• [WRITTEN REQUEST] Say only how many lines contain the word "marker".

|---|

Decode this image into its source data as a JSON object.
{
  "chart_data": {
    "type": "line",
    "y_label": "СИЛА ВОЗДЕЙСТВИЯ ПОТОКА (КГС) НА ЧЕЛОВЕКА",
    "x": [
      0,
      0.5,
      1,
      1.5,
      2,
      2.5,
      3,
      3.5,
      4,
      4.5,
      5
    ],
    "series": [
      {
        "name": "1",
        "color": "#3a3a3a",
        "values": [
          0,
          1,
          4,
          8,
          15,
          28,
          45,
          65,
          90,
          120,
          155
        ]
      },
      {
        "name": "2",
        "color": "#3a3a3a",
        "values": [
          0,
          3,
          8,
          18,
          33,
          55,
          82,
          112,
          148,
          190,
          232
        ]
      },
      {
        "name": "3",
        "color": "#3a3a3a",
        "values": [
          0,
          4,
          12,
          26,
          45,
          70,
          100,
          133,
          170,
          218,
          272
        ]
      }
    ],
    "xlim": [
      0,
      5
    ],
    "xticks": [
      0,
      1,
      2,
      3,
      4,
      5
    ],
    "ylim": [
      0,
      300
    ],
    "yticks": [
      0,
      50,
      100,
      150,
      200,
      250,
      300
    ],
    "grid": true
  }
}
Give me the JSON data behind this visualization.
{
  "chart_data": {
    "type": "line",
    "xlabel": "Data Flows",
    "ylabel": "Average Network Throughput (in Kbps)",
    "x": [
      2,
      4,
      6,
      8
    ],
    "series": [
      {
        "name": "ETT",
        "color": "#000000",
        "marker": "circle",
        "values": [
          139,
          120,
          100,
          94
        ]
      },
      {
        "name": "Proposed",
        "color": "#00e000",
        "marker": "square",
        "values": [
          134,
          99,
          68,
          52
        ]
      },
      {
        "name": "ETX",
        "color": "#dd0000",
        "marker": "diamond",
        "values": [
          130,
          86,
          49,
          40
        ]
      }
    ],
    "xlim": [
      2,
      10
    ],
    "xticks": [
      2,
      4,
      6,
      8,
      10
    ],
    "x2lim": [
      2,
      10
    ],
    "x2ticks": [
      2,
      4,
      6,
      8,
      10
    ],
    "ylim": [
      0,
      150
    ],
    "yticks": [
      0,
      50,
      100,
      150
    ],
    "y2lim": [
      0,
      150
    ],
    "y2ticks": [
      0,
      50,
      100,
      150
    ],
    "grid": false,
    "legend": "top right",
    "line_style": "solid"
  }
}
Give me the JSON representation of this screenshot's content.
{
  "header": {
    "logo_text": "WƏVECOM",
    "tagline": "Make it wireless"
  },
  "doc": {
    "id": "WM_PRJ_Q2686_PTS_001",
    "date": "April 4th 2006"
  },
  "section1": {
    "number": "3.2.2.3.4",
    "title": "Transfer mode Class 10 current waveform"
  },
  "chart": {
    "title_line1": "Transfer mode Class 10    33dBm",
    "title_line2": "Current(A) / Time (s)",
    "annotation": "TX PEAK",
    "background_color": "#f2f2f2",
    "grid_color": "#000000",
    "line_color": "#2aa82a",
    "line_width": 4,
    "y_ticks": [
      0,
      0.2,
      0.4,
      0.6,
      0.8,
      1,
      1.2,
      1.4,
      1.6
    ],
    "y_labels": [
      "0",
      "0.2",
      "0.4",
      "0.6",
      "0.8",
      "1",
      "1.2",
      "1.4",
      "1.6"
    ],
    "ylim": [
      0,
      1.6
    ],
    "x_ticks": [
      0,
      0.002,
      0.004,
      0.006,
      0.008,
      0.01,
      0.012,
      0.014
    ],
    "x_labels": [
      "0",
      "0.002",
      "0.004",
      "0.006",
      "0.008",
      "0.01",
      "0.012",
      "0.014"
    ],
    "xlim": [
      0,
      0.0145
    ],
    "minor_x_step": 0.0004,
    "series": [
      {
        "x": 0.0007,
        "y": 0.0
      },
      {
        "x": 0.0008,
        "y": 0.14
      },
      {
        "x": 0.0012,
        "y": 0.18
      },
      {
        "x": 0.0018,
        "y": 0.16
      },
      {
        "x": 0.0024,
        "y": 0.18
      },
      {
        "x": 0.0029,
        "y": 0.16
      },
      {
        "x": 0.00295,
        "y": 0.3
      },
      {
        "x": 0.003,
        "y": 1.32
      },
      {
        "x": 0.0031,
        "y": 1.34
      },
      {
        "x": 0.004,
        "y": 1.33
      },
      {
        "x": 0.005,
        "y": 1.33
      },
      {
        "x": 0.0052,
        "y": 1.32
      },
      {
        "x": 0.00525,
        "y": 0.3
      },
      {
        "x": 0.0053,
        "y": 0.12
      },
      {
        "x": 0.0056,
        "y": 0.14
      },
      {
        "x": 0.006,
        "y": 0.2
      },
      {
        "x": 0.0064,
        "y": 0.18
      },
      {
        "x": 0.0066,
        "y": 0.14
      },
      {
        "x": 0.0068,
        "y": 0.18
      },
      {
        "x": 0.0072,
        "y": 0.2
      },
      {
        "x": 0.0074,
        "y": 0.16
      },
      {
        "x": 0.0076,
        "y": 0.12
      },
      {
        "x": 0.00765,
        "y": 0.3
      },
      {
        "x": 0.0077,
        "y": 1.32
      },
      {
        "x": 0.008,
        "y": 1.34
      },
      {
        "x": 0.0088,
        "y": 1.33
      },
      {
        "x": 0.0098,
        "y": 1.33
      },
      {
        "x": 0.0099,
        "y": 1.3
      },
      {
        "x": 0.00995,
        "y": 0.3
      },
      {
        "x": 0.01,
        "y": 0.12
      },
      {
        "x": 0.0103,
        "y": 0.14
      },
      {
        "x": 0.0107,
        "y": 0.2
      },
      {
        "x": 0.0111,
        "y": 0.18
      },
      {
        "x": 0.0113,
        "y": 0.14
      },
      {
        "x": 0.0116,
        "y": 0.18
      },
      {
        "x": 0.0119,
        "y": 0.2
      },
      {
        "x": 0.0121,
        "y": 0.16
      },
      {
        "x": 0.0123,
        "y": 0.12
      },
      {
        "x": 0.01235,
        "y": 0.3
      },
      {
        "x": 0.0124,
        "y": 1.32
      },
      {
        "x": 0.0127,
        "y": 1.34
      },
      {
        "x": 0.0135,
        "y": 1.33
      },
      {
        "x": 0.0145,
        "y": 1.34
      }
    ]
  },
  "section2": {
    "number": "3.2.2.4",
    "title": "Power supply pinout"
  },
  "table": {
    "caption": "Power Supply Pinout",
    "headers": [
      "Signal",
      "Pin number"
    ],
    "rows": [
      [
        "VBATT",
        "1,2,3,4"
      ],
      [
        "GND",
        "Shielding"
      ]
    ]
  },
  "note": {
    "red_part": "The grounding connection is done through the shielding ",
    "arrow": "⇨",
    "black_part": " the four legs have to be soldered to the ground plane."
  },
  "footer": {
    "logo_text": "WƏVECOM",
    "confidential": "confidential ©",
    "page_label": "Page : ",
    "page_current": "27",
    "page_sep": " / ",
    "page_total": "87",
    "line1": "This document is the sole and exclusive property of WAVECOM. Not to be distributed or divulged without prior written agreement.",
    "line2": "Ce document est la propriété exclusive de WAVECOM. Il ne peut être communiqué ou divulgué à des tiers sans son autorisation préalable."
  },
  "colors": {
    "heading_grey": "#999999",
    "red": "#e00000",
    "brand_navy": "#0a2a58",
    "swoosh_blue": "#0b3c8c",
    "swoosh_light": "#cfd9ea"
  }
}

|---|

• [SOLUTION TO THIS PROBLEM] 3